— Begin SUPPLIED INFORMATION —

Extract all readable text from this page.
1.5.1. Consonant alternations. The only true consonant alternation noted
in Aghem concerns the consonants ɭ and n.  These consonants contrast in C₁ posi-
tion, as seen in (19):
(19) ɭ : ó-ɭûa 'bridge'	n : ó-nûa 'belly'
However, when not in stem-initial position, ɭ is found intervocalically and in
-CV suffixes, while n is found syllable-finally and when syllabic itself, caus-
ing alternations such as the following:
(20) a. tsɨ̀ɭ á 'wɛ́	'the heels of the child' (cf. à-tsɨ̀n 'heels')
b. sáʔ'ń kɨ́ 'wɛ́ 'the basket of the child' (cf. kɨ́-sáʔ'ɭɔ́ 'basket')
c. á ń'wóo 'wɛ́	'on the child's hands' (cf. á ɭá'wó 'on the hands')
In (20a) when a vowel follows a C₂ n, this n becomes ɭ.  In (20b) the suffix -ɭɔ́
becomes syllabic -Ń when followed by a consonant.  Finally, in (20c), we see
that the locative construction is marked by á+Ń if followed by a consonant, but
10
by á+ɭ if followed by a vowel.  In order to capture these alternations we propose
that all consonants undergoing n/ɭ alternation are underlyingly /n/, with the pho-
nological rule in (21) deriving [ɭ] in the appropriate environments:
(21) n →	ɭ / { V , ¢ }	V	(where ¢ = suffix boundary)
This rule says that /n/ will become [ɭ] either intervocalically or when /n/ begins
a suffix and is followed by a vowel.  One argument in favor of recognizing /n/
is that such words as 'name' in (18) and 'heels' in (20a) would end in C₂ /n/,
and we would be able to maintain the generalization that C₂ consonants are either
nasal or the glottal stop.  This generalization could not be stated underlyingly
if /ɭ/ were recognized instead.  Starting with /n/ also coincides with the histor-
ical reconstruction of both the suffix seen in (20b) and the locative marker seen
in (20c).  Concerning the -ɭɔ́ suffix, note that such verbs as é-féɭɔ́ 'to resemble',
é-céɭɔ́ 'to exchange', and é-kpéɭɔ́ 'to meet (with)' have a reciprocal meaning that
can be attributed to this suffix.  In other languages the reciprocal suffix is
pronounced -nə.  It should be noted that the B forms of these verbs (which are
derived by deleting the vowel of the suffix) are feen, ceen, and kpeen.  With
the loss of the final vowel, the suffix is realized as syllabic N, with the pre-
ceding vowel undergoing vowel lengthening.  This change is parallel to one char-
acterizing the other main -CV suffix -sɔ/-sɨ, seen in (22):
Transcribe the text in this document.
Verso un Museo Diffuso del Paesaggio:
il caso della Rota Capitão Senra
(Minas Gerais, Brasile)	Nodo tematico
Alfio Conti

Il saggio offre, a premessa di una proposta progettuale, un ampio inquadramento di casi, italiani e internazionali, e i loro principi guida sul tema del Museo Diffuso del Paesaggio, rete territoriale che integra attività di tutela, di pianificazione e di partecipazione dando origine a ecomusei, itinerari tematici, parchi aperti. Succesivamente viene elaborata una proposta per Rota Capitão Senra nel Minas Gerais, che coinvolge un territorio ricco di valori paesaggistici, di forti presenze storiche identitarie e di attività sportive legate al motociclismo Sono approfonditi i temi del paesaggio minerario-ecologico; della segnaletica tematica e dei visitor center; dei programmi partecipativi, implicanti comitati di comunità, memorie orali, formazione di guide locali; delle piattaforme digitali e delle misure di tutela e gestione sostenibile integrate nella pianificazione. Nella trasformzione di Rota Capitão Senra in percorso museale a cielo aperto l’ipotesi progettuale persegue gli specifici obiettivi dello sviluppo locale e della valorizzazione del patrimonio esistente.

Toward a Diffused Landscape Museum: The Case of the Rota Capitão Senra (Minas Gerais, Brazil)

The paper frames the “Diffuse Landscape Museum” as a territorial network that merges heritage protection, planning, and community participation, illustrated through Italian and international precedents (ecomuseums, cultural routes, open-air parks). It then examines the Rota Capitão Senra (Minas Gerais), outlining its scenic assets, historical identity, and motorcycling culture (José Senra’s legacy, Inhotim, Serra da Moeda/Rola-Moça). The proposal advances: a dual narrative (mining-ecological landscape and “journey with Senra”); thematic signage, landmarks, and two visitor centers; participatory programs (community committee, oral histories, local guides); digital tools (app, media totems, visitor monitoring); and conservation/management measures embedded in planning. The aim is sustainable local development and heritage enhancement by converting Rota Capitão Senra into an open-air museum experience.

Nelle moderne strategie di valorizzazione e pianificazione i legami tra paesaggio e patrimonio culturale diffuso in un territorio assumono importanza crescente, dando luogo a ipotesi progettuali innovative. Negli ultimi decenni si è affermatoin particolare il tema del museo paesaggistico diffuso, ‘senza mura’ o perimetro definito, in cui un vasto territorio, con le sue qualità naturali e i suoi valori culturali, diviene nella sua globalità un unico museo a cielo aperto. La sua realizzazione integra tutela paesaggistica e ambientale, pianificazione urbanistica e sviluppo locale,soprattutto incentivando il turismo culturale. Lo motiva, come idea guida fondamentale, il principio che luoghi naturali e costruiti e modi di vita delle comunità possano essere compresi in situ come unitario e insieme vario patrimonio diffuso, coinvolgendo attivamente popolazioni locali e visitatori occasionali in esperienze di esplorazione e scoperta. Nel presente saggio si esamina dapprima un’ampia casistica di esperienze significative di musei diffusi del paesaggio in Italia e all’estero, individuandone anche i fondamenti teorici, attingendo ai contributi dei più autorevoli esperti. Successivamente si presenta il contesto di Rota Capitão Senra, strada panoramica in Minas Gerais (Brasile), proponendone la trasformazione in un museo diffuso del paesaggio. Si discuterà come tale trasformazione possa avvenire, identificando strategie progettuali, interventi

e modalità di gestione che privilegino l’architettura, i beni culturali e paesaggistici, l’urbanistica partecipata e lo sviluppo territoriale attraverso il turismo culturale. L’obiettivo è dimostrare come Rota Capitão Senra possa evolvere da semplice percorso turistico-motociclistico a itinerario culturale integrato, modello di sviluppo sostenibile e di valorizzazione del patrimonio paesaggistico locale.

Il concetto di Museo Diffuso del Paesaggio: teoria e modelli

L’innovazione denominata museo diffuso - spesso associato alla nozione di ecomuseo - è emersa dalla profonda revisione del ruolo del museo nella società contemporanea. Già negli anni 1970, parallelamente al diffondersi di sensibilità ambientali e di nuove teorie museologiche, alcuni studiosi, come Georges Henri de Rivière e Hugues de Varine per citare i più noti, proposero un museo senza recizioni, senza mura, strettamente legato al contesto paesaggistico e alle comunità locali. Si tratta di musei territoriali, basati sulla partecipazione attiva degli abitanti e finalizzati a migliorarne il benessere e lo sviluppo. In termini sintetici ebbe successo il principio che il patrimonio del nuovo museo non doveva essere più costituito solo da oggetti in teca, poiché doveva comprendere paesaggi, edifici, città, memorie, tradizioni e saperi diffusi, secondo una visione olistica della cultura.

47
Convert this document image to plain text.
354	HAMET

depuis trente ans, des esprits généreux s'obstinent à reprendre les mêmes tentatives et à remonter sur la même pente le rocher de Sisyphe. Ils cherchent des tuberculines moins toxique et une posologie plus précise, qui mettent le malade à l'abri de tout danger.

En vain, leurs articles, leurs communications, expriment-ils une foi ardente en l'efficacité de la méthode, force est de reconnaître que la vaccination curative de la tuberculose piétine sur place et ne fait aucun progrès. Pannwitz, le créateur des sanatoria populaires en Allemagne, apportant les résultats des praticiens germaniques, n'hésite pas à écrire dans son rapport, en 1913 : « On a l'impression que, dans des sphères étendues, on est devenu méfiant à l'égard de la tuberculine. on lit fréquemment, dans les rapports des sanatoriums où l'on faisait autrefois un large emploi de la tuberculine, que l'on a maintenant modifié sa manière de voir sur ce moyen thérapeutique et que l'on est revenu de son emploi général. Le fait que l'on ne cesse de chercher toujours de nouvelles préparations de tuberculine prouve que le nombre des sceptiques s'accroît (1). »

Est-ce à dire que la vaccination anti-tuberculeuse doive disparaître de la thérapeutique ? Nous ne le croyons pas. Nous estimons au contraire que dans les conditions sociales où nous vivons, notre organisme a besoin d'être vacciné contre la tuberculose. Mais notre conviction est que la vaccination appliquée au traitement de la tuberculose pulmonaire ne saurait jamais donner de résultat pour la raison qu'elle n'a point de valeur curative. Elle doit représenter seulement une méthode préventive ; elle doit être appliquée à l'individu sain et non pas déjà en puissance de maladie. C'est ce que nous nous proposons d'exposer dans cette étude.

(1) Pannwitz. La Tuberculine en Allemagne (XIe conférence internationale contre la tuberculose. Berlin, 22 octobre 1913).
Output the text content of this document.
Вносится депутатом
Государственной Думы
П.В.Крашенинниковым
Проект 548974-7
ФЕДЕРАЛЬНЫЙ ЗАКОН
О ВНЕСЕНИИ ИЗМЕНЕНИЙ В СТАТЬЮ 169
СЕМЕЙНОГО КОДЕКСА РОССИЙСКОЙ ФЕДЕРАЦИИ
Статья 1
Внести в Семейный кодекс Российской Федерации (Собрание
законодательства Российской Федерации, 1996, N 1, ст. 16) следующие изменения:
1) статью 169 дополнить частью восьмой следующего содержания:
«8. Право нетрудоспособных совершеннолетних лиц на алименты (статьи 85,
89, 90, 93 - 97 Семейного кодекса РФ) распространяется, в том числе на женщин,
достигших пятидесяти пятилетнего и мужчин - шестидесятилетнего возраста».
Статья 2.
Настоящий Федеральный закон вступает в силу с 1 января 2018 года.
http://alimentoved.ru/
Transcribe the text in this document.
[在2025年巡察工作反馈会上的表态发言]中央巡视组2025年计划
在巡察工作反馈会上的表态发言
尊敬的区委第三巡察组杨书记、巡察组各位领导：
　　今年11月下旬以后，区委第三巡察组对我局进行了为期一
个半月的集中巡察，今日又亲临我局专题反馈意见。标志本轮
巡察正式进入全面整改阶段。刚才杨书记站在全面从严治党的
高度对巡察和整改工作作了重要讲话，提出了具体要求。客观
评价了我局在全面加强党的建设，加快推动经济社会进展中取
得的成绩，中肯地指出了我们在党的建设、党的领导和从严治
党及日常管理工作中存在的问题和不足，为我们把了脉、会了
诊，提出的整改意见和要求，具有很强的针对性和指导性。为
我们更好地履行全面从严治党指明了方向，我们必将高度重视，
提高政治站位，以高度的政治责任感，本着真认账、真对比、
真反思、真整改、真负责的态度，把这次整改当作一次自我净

— End SUPPLIED INFORMATION —

Where a line holds the string "Museum", copy that line.

▶ **FINAL RESULT**:
Toward a Diffused Landscape Museum: The Case of the Rota Capitão Senra (Minas Gerais, Brazil)
The paper frames the “Diffuse Landscape Museum” as a territorial network that merges heritage protection, planning, and community participation, illustrated through Italian and international precedents (ecomuseums, cultural routes, open-air parks). It then examines the Rota Capitão Senra (Minas Gerais), outlining its scenic assets, historical identity, and motorcycling culture (José Senra’s legacy, Inhotim, Serra da Moeda/Rola-Moça). The proposal advances: a dual narrative (mining-ecological landscape and “journey with Senra”); thematic signage, landmarks, and two visitor centers; participatory programs (community committee, oral histories, local guides); digital tools (app, media totems, visitor monitoring); and conservation/management measures embedded in planning. The aim is sustainable local development and heritage enhancement by converting Rota Capitão Senra into an open-air museum experience.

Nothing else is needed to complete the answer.